Instruction
Pictures stay out of the copy; restate everything else in the material exactly.
[START OF Extracted data]
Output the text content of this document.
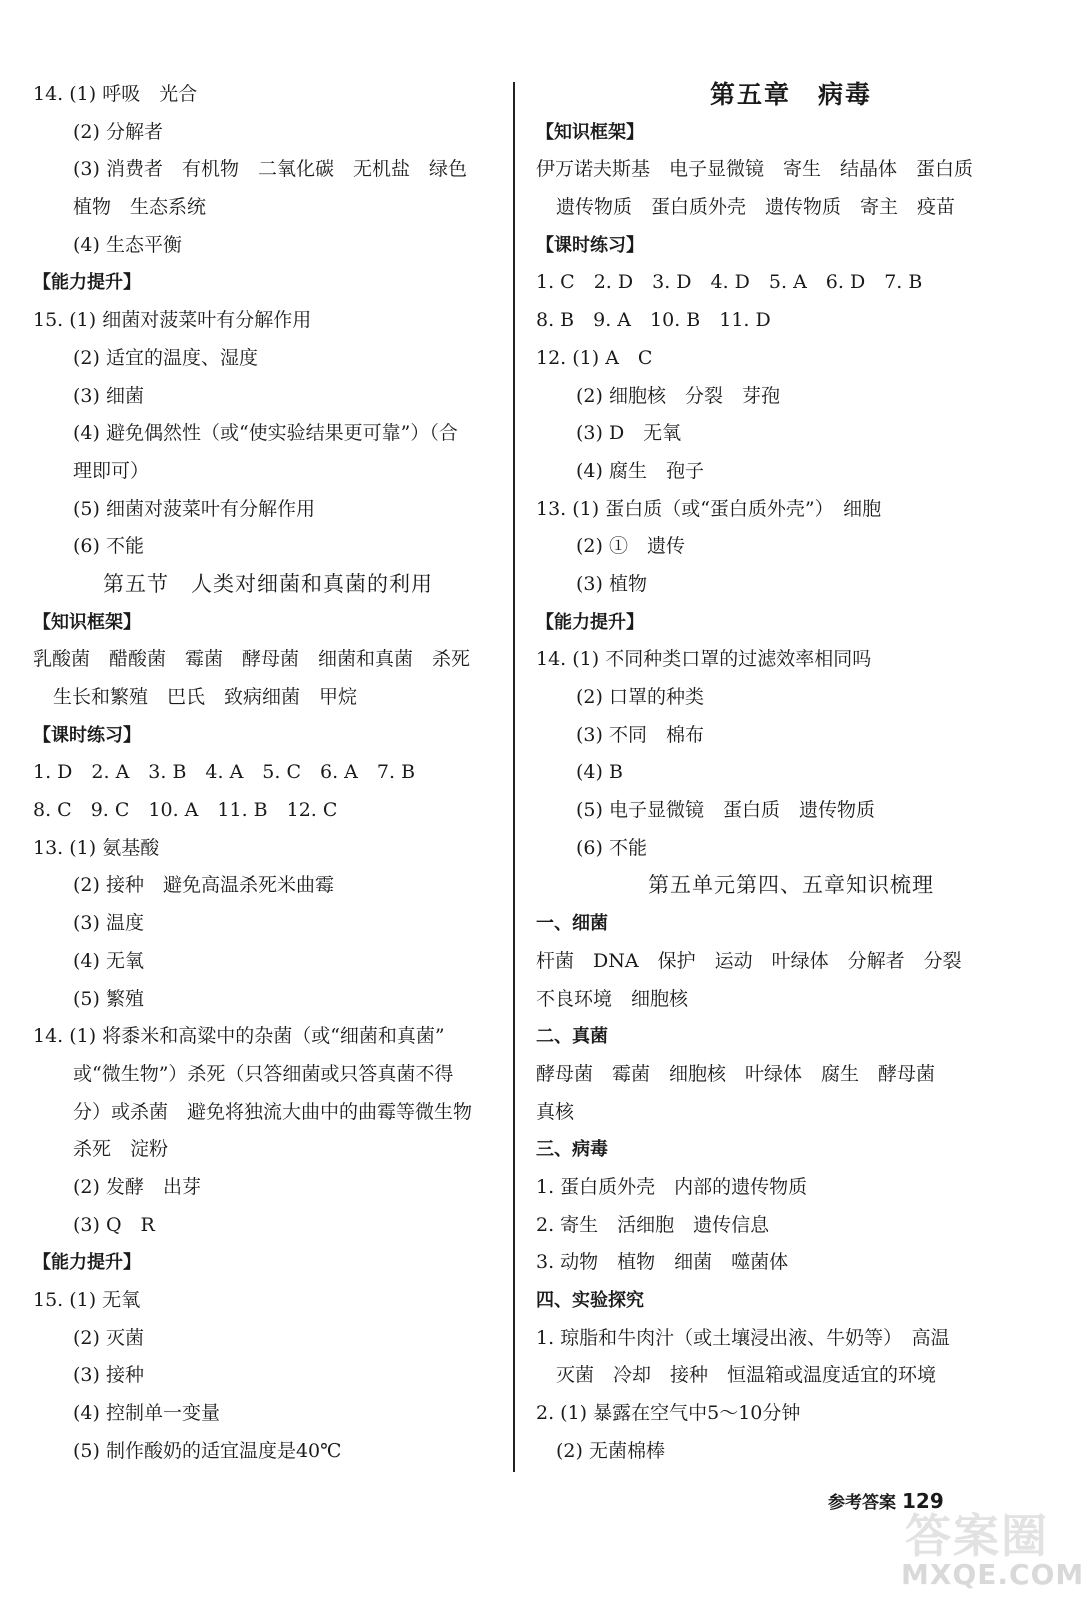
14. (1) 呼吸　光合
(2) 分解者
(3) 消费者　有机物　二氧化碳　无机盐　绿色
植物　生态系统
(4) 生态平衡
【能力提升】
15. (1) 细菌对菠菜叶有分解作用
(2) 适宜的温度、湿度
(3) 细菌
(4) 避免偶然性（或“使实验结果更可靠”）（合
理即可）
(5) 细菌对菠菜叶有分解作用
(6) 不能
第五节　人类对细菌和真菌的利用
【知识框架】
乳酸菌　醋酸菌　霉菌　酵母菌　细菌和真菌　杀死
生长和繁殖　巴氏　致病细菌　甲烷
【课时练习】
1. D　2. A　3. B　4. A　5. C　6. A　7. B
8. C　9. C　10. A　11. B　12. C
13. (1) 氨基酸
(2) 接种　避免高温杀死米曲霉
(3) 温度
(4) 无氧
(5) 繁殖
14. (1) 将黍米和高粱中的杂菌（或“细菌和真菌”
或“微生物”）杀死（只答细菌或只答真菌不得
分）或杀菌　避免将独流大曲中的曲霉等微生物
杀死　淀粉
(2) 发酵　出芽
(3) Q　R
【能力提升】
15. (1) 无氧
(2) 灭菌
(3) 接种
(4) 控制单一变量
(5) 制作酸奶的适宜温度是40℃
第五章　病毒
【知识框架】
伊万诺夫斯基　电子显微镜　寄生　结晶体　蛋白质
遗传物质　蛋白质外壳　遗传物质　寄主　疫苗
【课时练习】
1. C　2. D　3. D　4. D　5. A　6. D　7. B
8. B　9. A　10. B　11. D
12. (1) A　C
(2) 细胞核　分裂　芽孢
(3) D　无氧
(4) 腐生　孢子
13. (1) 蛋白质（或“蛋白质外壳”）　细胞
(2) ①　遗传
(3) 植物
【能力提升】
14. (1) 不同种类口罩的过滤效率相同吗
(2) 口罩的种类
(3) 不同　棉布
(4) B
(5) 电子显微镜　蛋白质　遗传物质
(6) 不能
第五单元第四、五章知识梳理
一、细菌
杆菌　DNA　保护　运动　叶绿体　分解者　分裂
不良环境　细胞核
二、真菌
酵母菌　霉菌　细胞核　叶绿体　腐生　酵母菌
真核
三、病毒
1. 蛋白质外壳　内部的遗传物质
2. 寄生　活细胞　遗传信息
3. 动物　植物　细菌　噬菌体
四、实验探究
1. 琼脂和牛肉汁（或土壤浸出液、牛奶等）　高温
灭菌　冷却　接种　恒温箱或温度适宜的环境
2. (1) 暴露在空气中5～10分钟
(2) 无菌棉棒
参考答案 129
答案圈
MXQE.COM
[END OF Extracted data]
The result
Output the text content of this document.
14. (1) 呼吸　光合
(2) 分解者
(3) 消费者　有机物　二氧化碳　无机盐　绿色
植物　生态系统
(4) 生态平衡
【能力提升】
15. (1) 细菌对菠菜叶有分解作用
(2) 适宜的温度、湿度
(3) 细菌
(4) 避免偶然性（或“使实验结果更可靠”）（合
理即可）
(5) 细菌对菠菜叶有分解作用
(6) 不能
第五节　人类对细菌和真菌的利用
【知识框架】
乳酸菌　醋酸菌　霉菌　酵母菌　细菌和真菌　杀死
生长和繁殖　巴氏　致病细菌　甲烷
【课时练习】
1. D　2. A　3. B　4. A　5. C　6. A　7. B
8. C　9. C　10. A　11. B　12. C
13. (1) 氨基酸
(2) 接种　避免高温杀死米曲霉
(3) 温度
(4) 无氧
(5) 繁殖
14. (1) 将黍米和高粱中的杂菌（或“细菌和真菌”
或“微生物”）杀死（只答细菌或只答真菌不得
分）或杀菌　避免将独流大曲中的曲霉等微生物
杀死　淀粉
(2) 发酵　出芽
(3) Q　R
【能力提升】
15. (1) 无氧
(2) 灭菌
(3) 接种
(4) 控制单一变量
(5) 制作酸奶的适宜温度是40℃
第五章　病毒
【知识框架】
伊万诺夫斯基　电子显微镜　寄生　结晶体　蛋白质
遗传物质　蛋白质外壳　遗传物质　寄主　疫苗
【课时练习】
1. C　2. D　3. D　4. D　5. A　6. D　7. B
8. B　9. A　10. B　11. D
12. (1) A　C
(2) 细胞核　分裂　芽孢
(3) D　无氧
(4) 腐生　孢子
13. (1) 蛋白质（或“蛋白质外壳”）　细胞
(2) ①　遗传
(3) 植物
【能力提升】
14. (1) 不同种类口罩的过滤效率相同吗
(2) 口罩的种类
(3) 不同　棉布
(4) B
(5) 电子显微镜　蛋白质　遗传物质
(6) 不能
第五单元第四、五章知识梳理
一、细菌
杆菌　DNA　保护　运动　叶绿体　分解者　分裂
不良环境　细胞核
二、真菌
酵母菌　霉菌　细胞核　叶绿体　腐生　酵母菌
真核
三、病毒
1. 蛋白质外壳　内部的遗传物质
2. 寄生　活细胞　遗传信息
3. 动物　植物　细菌　噬菌体
四、实验探究
1. 琼脂和牛肉汁（或土壤浸出液、牛奶等）　高温
灭菌　冷却　接种　恒温箱或温度适宜的环境
2. (1) 暴露在空气中5～10分钟
(2) 无菌棉棒
参考答案 129
答案圈
MXQE.COM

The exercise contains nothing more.